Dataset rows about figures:
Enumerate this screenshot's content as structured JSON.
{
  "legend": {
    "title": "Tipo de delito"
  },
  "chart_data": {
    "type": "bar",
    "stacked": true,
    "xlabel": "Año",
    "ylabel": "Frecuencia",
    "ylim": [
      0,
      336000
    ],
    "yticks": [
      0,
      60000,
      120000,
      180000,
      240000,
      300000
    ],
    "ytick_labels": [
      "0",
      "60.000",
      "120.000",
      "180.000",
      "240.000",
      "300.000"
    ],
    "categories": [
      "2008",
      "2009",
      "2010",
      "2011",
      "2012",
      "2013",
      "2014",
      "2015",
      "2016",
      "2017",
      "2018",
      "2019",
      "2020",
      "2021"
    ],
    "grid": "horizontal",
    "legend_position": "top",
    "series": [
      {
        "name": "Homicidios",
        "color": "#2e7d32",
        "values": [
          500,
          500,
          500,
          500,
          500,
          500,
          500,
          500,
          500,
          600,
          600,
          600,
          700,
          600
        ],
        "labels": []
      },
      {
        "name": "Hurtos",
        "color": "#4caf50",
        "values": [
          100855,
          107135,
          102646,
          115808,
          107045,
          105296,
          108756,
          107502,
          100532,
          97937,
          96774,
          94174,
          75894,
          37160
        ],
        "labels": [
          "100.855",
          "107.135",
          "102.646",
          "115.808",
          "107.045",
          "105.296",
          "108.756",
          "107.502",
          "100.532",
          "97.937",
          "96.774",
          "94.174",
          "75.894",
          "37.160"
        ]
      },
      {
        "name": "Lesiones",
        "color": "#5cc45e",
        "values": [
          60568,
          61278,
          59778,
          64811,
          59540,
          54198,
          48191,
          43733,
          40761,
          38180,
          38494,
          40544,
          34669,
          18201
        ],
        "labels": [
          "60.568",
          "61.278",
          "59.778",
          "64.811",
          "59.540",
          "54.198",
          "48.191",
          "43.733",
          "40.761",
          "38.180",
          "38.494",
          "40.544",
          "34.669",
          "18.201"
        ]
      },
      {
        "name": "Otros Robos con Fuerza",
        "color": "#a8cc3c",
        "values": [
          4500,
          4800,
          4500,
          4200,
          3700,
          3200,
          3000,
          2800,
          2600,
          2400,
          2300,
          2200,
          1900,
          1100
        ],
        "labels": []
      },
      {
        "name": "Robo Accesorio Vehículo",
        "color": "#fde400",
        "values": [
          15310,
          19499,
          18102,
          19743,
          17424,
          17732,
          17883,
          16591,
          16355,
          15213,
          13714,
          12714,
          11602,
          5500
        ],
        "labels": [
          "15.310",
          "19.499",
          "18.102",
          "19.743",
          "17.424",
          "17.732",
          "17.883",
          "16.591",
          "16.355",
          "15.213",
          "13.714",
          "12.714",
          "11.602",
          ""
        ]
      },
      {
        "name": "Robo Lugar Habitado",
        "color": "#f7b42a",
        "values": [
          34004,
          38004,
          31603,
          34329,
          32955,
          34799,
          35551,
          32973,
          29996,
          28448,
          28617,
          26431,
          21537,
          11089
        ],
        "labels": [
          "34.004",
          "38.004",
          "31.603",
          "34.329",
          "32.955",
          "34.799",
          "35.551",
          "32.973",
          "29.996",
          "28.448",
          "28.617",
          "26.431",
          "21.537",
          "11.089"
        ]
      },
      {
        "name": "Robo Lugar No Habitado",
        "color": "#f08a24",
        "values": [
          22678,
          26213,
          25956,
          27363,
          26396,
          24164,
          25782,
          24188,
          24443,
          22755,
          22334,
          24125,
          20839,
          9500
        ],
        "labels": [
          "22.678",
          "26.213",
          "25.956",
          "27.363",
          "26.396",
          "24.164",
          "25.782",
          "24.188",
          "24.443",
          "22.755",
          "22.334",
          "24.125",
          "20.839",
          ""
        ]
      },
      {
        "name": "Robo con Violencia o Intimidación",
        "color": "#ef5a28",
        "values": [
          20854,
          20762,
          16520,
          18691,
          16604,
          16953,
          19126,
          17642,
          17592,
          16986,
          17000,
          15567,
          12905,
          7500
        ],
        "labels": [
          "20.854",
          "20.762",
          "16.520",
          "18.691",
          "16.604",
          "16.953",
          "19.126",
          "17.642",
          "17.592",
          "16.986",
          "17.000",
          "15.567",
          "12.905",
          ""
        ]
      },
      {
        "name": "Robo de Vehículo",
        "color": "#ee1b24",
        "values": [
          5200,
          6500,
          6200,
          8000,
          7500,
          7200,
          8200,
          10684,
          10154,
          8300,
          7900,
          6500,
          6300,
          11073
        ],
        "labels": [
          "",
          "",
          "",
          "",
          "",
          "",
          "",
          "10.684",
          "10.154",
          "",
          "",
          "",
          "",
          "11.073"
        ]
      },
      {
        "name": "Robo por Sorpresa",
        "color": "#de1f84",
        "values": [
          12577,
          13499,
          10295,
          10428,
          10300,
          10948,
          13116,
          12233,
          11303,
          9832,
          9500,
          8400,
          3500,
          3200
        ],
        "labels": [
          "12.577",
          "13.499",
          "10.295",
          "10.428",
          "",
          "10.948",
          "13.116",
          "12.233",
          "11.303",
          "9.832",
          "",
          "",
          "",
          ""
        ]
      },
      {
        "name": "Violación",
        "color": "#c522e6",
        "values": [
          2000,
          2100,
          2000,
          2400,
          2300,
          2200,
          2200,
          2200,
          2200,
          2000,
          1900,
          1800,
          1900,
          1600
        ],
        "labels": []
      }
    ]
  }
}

**STATED TASK**
Check each line of the entries above, and show every one holding the word "Vehículo".

**RESPONSE TO THE EXERCISE**
        "name": "Robo Accesorio Vehículo",
        "name": "Robo de Vehículo",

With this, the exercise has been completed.